- **Recorded data**

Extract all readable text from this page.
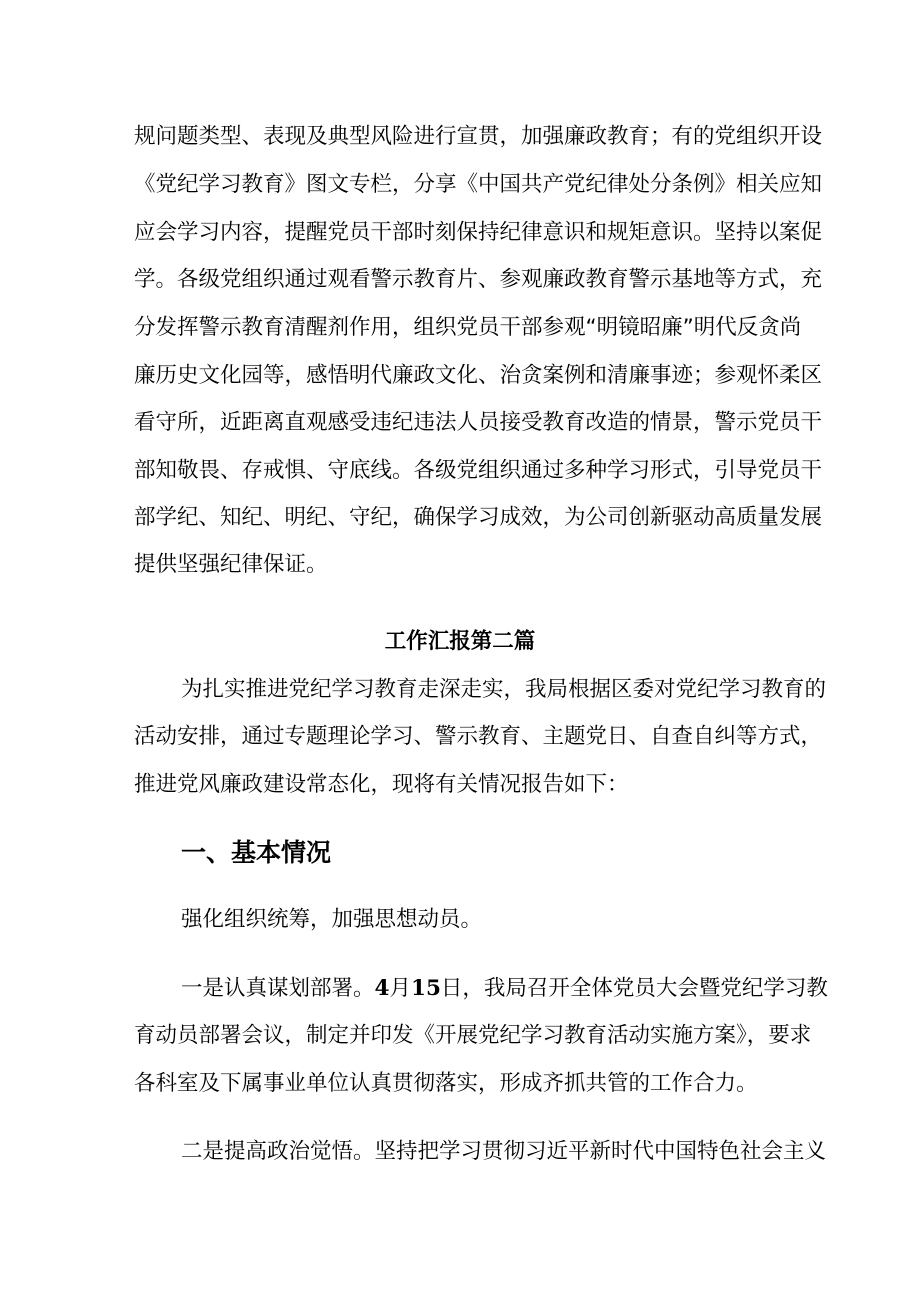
规问题类型、表现及典型风险进行宣贯，加强廉政教育；有的党组织开设

《党纪学习教育》图文专栏，分享《中国共产党纪律处分条例》相关应知

应会学习内容，提醒党员干部时刻保持纪律意识和规矩意识。坚持以案促

学。各级党组织通过观看警示教育片、参观廉政教育警示基地等方式，充

分发挥警示教育清醒剂作用，组织党员干部参观“明镜昭廉”明代反贪尚

廉历史文化园等，感悟明代廉政文化、治贪案例和清廉事迹；参观怀柔区

看守所，近距离直观感受违纪违法人员接受教育改造的情景，警示党员干

部知敬畏、存戒惧、守底线。各级党组织通过多种学习形式，引导党员干

部学纪、知纪、明纪、守纪，确保学习成效，为公司创新驱动高质量发展

提供坚强纪律保证。

工作汇报第二篇

为扎实推进党纪学习教育走深走实，我局根据区委对党纪学习教育的

活动安排，通过专题理论学习、警示教育、主题党日、自查自纠等方式，

推进党风廉政建设常态化，现将有关情况报告如下：

一、基本情况

强化组织统筹，加强思想动员。

一是认真谋划部署。4月15日，我局召开全体党员大会暨党纪学习教

育动员部署会议，制定并印发《开展党纪学习教育活动实施方案》，要求

各科室及下属事业单位认真贯彻落实，形成齐抓共管的工作合力。

二是提高政治觉悟。坚持把学习贯彻习近平新时代中国特色社会主义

- **Requirement**
Make an exact copy of every record, pictures excluded.

- **Written reply**
Extract all readable text from this page.
规问题类型、表现及典型风险进行宣贯，加强廉政教育；有的党组织开设

《党纪学习教育》图文专栏，分享《中国共产党纪律处分条例》相关应知

应会学习内容，提醒党员干部时刻保持纪律意识和规矩意识。坚持以案促

学。各级党组织通过观看警示教育片、参观廉政教育警示基地等方式，充

分发挥警示教育清醒剂作用，组织党员干部参观“明镜昭廉”明代反贪尚

廉历史文化园等，感悟明代廉政文化、治贪案例和清廉事迹；参观怀柔区

看守所，近距离直观感受违纪违法人员接受教育改造的情景，警示党员干

部知敬畏、存戒惧、守底线。各级党组织通过多种学习形式，引导党员干

部学纪、知纪、明纪、守纪，确保学习成效，为公司创新驱动高质量发展

提供坚强纪律保证。

工作汇报第二篇

为扎实推进党纪学习教育走深走实，我局根据区委对党纪学习教育的

活动安排，通过专题理论学习、警示教育、主题党日、自查自纠等方式，

推进党风廉政建设常态化，现将有关情况报告如下：

一、基本情况

强化组织统筹，加强思想动员。

一是认真谋划部署。4月15日，我局召开全体党员大会暨党纪学习教

育动员部署会议，制定并印发《开展党纪学习教育活动实施方案》，要求

各科室及下属事业单位认真贯彻落实，形成齐抓共管的工作合力。

二是提高政治觉悟。坚持把学习贯彻习近平新时代中国特色社会主义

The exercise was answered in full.